(Records)
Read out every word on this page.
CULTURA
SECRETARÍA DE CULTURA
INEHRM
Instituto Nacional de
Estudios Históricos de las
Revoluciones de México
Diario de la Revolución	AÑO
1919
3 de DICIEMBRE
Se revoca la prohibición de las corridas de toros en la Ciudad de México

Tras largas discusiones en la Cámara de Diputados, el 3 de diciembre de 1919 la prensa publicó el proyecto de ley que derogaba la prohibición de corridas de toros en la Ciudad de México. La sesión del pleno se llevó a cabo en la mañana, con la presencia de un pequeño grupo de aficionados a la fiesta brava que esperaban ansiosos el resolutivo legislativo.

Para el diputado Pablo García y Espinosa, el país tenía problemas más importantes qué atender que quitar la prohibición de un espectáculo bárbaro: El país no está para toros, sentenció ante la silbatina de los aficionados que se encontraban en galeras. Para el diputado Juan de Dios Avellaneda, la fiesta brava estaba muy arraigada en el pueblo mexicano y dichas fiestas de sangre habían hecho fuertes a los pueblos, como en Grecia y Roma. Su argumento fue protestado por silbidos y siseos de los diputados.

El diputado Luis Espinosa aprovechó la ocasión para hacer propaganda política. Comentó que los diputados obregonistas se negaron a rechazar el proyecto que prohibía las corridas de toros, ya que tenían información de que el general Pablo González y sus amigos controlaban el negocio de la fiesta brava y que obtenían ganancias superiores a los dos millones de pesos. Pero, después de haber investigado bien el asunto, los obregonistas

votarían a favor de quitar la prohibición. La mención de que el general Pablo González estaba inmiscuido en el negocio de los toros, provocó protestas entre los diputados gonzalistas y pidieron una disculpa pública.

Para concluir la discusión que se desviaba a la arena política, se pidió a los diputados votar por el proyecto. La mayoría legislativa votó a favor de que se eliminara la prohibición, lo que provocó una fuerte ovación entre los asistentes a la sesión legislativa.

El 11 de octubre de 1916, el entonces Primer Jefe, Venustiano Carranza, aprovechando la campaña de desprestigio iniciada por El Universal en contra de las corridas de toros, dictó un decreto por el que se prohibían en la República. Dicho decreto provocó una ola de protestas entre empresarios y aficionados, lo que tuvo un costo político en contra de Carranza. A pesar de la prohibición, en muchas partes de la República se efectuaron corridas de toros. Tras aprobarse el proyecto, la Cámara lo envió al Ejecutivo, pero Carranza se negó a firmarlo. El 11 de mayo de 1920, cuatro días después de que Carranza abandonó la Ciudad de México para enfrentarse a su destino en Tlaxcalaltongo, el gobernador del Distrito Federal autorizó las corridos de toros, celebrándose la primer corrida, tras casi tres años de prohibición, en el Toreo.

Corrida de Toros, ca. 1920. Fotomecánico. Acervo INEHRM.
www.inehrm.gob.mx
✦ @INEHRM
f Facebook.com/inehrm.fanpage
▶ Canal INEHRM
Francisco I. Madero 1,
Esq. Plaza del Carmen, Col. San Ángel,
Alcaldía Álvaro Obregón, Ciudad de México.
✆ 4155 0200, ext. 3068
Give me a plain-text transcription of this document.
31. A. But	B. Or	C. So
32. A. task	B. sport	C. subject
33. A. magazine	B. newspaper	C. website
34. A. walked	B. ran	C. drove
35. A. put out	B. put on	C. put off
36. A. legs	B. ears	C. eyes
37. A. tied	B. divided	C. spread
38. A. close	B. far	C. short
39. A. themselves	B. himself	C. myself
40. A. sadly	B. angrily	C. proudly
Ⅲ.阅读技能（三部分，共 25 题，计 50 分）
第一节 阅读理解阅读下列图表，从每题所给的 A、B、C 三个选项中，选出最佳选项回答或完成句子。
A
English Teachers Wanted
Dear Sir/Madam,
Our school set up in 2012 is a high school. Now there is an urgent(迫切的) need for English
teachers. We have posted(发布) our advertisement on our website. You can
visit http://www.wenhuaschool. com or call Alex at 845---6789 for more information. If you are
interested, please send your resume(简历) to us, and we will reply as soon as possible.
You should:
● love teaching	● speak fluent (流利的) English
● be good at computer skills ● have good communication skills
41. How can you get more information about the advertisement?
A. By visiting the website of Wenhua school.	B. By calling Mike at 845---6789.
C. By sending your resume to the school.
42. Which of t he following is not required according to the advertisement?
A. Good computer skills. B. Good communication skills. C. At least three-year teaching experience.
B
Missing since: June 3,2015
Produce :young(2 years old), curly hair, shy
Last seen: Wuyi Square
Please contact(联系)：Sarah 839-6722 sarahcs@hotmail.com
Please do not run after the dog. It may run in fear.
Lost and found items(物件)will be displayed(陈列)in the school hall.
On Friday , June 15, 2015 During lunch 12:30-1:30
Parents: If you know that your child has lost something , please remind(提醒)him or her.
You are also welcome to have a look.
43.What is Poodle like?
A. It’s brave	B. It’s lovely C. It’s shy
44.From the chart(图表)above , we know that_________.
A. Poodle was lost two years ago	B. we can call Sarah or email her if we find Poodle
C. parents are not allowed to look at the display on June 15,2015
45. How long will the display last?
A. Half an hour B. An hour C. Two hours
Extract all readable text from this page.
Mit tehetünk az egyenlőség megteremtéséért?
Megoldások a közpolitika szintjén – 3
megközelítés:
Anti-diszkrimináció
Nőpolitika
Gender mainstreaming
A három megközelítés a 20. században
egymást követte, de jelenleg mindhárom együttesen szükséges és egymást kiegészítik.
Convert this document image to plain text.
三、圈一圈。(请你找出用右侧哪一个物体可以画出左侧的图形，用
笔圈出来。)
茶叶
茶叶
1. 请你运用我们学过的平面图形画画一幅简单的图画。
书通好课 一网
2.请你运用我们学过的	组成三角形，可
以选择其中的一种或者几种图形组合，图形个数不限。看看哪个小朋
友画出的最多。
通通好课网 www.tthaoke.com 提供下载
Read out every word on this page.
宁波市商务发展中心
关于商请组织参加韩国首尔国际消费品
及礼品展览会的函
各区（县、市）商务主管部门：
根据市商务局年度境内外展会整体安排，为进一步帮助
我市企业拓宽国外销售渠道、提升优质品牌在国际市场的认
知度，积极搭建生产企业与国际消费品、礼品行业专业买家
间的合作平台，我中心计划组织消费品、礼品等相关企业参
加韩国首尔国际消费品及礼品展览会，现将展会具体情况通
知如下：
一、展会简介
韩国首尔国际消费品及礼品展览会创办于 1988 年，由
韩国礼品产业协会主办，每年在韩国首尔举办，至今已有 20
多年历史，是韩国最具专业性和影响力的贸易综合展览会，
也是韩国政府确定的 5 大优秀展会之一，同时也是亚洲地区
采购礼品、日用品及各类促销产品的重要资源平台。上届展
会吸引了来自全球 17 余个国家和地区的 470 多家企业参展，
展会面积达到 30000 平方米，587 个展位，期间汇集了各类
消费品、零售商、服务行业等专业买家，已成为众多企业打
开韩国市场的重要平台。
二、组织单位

__Prompt__
Reproduce exactly the lines from the one with "Extract all readable text from this page." through the end of the entries above, both ends included.

__Solution to this exercise__
Extract all readable text from this page.
Mit tehetünk az egyenlőség megteremtéséért?
Megoldások a közpolitika szintjén – 3
megközelítés:
Anti-diszkrimináció
Nőpolitika
Gender mainstreaming
A három megközelítés a 20. században
egymást követte, de jelenleg mindhárom együttesen szükséges és egymást kiegészítik.
Convert this document image to plain text.
三、圈一圈。(请你找出用右侧哪一个物体可以画出左侧的图形，用
笔圈出来。)
茶叶
茶叶
1. 请你运用我们学过的平面图形画画一幅简单的图画。
书通好课 一网
2.请你运用我们学过的	组成三角形，可
以选择其中的一种或者几种图形组合，图形个数不限。看看哪个小朋
友画出的最多。
通通好课网 www.tthaoke.com 提供下载
Read out every word on this page.
宁波市商务发展中心
关于商请组织参加韩国首尔国际消费品
及礼品展览会的函
各区（县、市）商务主管部门：
根据市商务局年度境内外展会整体安排，为进一步帮助
我市企业拓宽国外销售渠道、提升优质品牌在国际市场的认
知度，积极搭建生产企业与国际消费品、礼品行业专业买家
间的合作平台，我中心计划组织消费品、礼品等相关企业参
加韩国首尔国际消费品及礼品展览会，现将展会具体情况通
知如下：
一、展会简介
韩国首尔国际消费品及礼品展览会创办于 1988 年，由
韩国礼品产业协会主办，每年在韩国首尔举办，至今已有 20
多年历史，是韩国最具专业性和影响力的贸易综合展览会，
也是韩国政府确定的 5 大优秀展会之一，同时也是亚洲地区
采购礼品、日用品及各类促销产品的重要资源平台。上届展
会吸引了来自全球 17 余个国家和地区的 470 多家企业参展，
展会面积达到 30000 平方米，587 个展位，期间汇集了各类
消费品、零售商、服务行业等专业买家，已成为众多企业打
开韩国市场的重要平台。
二、组织单位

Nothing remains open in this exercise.